- **Set exercise**
Every line below that includes "JSON" counts toward the total. Report that total alone.

##### Recorded information

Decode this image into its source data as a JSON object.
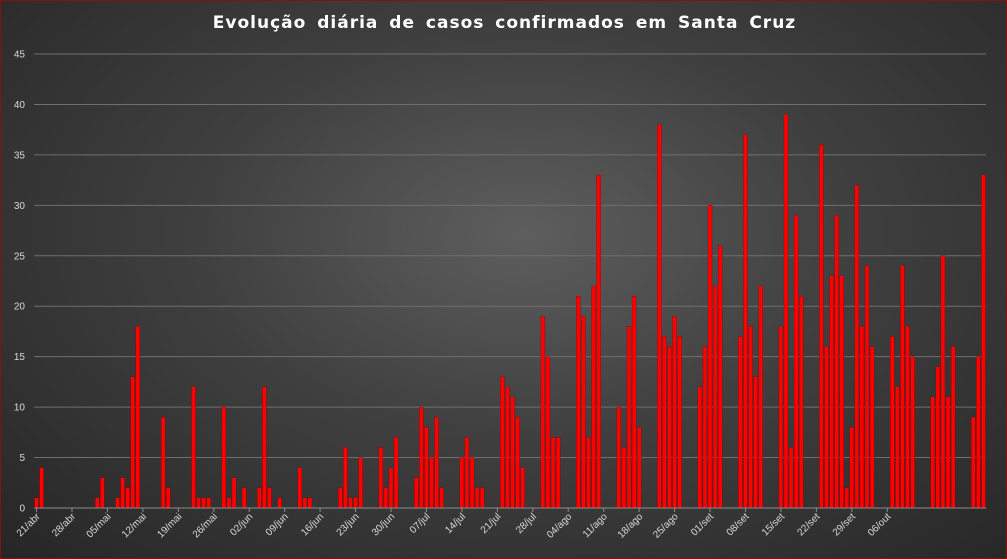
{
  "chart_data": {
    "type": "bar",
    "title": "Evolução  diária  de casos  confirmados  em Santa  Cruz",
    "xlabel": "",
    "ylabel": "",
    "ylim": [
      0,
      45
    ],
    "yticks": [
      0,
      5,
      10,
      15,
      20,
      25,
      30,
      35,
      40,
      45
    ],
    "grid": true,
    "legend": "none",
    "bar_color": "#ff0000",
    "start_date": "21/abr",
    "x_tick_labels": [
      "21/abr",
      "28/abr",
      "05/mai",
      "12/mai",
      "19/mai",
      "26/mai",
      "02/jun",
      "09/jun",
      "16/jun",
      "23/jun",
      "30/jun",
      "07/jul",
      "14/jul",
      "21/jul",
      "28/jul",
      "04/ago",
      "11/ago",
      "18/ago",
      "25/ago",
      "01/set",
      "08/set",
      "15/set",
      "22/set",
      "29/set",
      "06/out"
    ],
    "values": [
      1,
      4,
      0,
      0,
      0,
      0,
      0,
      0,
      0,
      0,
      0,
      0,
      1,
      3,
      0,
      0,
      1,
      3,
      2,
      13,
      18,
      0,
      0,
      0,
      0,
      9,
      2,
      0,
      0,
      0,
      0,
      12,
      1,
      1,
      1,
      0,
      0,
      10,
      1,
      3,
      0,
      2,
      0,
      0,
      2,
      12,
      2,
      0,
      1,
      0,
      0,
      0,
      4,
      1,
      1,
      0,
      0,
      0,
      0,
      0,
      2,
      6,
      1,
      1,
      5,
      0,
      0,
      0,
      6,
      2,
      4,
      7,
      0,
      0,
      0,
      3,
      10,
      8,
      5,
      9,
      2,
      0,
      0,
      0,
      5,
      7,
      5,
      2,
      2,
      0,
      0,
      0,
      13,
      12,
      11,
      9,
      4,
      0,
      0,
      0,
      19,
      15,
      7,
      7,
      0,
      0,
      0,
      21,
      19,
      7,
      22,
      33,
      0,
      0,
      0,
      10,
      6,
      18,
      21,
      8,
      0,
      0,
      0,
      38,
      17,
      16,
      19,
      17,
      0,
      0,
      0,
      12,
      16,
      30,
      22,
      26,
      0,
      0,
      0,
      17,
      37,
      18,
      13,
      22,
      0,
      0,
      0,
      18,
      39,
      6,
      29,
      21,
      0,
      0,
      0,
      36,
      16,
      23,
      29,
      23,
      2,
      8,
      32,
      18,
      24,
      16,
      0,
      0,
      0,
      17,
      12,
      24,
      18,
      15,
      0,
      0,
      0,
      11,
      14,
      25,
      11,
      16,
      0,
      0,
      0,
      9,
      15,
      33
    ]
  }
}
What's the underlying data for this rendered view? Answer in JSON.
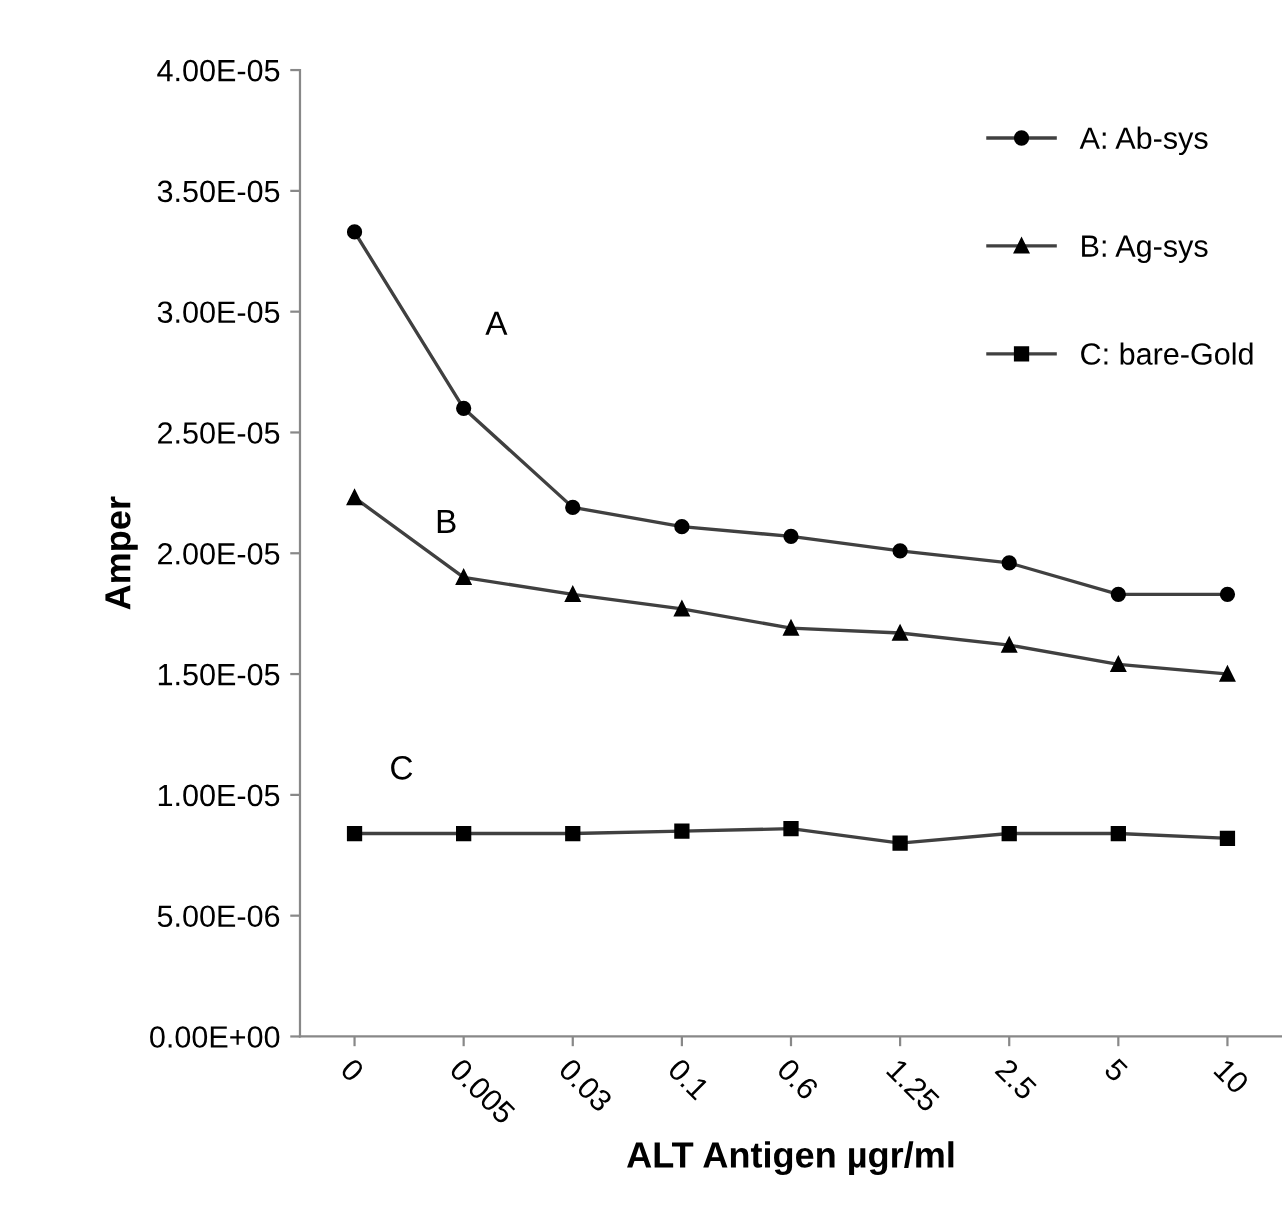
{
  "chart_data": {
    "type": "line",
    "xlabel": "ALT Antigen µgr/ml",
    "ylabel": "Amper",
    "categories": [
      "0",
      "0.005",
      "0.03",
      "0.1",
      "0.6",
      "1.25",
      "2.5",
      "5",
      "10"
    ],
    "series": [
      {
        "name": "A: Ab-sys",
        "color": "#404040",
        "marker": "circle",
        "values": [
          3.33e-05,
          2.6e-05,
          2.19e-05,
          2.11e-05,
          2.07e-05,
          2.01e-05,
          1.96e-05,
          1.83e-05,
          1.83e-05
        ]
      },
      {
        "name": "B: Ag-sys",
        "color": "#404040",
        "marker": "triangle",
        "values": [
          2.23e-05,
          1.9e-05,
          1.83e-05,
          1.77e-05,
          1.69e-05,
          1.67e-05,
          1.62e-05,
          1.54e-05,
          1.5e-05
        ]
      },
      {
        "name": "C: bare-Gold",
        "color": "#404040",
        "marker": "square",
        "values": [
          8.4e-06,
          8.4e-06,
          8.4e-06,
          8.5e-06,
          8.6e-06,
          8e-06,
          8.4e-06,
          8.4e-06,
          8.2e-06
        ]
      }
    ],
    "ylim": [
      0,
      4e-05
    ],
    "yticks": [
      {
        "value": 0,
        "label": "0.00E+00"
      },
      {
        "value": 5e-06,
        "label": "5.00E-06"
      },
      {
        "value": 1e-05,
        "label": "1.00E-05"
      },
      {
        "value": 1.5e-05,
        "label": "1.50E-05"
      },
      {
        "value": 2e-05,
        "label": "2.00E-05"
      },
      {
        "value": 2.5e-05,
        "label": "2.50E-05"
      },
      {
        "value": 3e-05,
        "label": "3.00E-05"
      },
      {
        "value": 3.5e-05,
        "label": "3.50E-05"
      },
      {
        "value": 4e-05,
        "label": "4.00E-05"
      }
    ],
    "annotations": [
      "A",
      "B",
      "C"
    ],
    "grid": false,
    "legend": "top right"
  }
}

##########
##### Recorded information

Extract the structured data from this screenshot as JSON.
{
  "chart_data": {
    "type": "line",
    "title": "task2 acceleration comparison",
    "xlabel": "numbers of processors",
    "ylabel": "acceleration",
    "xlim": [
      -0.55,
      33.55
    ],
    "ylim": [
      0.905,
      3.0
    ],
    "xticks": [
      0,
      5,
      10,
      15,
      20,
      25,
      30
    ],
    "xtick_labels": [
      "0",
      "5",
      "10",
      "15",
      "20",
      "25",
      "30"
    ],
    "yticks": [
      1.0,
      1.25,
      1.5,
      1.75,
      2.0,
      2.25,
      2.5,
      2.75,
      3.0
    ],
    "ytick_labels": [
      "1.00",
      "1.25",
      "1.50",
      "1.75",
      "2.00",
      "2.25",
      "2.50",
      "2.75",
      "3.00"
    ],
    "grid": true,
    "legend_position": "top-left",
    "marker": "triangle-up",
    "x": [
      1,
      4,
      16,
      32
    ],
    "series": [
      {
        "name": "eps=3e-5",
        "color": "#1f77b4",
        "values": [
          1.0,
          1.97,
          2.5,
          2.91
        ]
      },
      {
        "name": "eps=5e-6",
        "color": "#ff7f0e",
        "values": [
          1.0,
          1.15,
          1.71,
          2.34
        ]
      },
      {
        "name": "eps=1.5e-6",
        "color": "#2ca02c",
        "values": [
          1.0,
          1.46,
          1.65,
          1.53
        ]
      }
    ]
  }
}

##########

- **The response**
3